— start —

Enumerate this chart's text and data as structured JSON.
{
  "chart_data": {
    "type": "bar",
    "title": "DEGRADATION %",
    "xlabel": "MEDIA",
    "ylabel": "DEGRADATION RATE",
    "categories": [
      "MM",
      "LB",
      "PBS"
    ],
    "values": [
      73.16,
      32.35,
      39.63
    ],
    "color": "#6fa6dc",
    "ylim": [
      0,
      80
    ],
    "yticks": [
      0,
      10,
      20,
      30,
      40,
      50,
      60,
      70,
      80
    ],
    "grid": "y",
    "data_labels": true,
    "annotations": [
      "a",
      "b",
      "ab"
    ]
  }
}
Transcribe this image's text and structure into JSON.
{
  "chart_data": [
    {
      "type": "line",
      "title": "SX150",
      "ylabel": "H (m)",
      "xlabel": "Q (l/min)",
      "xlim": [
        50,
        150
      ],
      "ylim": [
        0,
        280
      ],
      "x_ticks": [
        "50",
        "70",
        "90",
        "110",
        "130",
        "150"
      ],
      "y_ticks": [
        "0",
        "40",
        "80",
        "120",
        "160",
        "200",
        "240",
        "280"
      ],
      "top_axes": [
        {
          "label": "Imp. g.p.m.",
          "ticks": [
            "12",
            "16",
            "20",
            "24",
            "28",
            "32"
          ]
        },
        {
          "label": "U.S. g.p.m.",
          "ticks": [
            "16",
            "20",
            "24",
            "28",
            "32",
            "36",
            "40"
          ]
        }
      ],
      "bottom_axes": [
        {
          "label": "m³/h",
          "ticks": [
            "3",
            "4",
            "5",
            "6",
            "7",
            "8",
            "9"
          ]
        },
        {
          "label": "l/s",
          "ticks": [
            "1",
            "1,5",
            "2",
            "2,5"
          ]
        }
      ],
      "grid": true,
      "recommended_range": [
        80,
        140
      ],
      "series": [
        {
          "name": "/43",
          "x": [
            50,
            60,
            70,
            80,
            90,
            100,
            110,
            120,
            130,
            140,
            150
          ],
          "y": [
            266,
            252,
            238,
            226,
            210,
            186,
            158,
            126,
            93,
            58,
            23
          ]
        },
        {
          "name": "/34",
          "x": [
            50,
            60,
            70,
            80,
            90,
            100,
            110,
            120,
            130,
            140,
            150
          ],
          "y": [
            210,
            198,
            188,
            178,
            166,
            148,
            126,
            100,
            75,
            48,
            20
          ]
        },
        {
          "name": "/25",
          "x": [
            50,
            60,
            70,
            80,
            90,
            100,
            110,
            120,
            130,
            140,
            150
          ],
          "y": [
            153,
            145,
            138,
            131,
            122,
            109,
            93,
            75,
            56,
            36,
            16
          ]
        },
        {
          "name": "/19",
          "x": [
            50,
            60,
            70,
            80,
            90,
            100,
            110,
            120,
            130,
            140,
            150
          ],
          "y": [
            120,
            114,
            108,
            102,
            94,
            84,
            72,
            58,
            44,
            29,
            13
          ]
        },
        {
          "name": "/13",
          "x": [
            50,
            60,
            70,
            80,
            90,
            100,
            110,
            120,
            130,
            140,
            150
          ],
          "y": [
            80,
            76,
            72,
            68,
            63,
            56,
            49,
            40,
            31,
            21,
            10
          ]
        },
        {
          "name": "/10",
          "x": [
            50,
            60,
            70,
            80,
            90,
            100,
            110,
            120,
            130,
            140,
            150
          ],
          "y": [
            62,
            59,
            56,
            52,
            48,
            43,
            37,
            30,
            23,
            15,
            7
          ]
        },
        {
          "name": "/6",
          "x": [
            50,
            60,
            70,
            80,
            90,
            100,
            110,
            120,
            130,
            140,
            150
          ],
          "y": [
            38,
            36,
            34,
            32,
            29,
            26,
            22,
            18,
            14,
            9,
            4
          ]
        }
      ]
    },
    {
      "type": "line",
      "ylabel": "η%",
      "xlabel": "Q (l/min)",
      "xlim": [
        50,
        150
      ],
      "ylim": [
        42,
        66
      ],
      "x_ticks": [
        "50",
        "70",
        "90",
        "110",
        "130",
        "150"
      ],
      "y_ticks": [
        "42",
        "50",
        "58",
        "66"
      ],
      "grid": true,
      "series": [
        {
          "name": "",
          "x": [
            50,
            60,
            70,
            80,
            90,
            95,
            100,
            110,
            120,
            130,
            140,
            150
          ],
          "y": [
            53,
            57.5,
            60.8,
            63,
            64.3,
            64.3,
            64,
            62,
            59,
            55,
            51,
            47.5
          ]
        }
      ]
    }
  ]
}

— end —

» **DO THIS**
Transcribe every entry exactly, omitting nothing.

» **FINAL RESULT**
Enumerate this chart's text and data as structured JSON.
{
  "chart_data": {
    "type": "bar",
    "title": "DEGRADATION %",
    "xlabel": "MEDIA",
    "ylabel": "DEGRADATION RATE",
    "categories": [
      "MM",
      "LB",
      "PBS"
    ],
    "values": [
      73.16,
      32.35,
      39.63
    ],
    "color": "#6fa6dc",
    "ylim": [
      0,
      80
    ],
    "yticks": [
      0,
      10,
      20,
      30,
      40,
      50,
      60,
      70,
      80
    ],
    "grid": "y",
    "data_labels": true,
    "annotations": [
      "a",
      "b",
      "ab"
    ]
  }
}
Transcribe this image's text and structure into JSON.
{
  "chart_data": [
    {
      "type": "line",
      "title": "SX150",
      "ylabel": "H (m)",
      "xlabel": "Q (l/min)",
      "xlim": [
        50,
        150
      ],
      "ylim": [
        0,
        280
      ],
      "x_ticks": [
        "50",
        "70",
        "90",
        "110",
        "130",
        "150"
      ],
      "y_ticks": [
        "0",
        "40",
        "80",
        "120",
        "160",
        "200",
        "240",
        "280"
      ],
      "top_axes": [
        {
          "label": "Imp. g.p.m.",
          "ticks": [
            "12",
            "16",
            "20",
            "24",
            "28",
            "32"
          ]
        },
        {
          "label": "U.S. g.p.m.",
          "ticks": [
            "16",
            "20",
            "24",
            "28",
            "32",
            "36",
            "40"
          ]
        }
      ],
      "bottom_axes": [
        {
          "label": "m³/h",
          "ticks": [
            "3",
            "4",
            "5",
            "6",
            "7",
            "8",
            "9"
          ]
        },
        {
          "label": "l/s",
          "ticks": [
            "1",
            "1,5",
            "2",
            "2,5"
          ]
        }
      ],
      "grid": true,
      "recommended_range": [
        80,
        140
      ],
      "series": [
        {
          "name": "/43",
          "x": [
            50,
            60,
            70,
            80,
            90,
            100,
            110,
            120,
            130,
            140,
            150
          ],
          "y": [
            266,
            252,
            238,
            226,
            210,
            186,
            158,
            126,
            93,
            58,
            23
          ]
        },
        {
          "name": "/34",
          "x": [
            50,
            60,
            70,
            80,
            90,
            100,
            110,
            120,
            130,
            140,
            150
          ],
          "y": [
            210,
            198,
            188,
            178,
            166,
            148,
            126,
            100,
            75,
            48,
            20
          ]
        },
        {
          "name": "/25",
          "x": [
            50,
            60,
            70,
            80,
            90,
            100,
            110,
            120,
            130,
            140,
            150
          ],
          "y": [
            153,
            145,
            138,
            131,
            122,
            109,
            93,
            75,
            56,
            36,
            16
          ]
        },
        {
          "name": "/19",
          "x": [
            50,
            60,
            70,
            80,
            90,
            100,
            110,
            120,
            130,
            140,
            150
          ],
          "y": [
            120,
            114,
            108,
            102,
            94,
            84,
            72,
            58,
            44,
            29,
            13
          ]
        },
        {
          "name": "/13",
          "x": [
            50,
            60,
            70,
            80,
            90,
            100,
            110,
            120,
            130,
            140,
            150
          ],
          "y": [
            80,
            76,
            72,
            68,
            63,
            56,
            49,
            40,
            31,
            21,
            10
          ]
        },
        {
          "name": "/10",
          "x": [
            50,
            60,
            70,
            80,
            90,
            100,
            110,
            120,
            130,
            140,
            150
          ],
          "y": [
            62,
            59,
            56,
            52,
            48,
            43,
            37,
            30,
            23,
            15,
            7
          ]
        },
        {
          "name": "/6",
          "x": [
            50,
            60,
            70,
            80,
            90,
            100,
            110,
            120,
            130,
            140,
            150
          ],
          "y": [
            38,
            36,
            34,
            32,
            29,
            26,
            22,
            18,
            14,
            9,
            4
          ]
        }
      ]
    },
    {
      "type": "line",
      "ylabel": "η%",
      "xlabel": "Q (l/min)",
      "xlim": [
        50,
        150
      ],
      "ylim": [
        42,
        66
      ],
      "x_ticks": [
        "50",
        "70",
        "90",
        "110",
        "130",
        "150"
      ],
      "y_ticks": [
        "42",
        "50",
        "58",
        "66"
      ],
      "grid": true,
      "series": [
        {
          "name": "",
          "x": [
            50,
            60,
            70,
            80,
            90,
            95,
            100,
            110,
            120,
            130,
            140,
            150
          ],
          "y": [
            53,
            57.5,
            60.8,
            63,
            64.3,
            64.3,
            64,
            62,
            59,
            55,
            51,
            47.5
          ]
        }
      ]
    }
  ]
}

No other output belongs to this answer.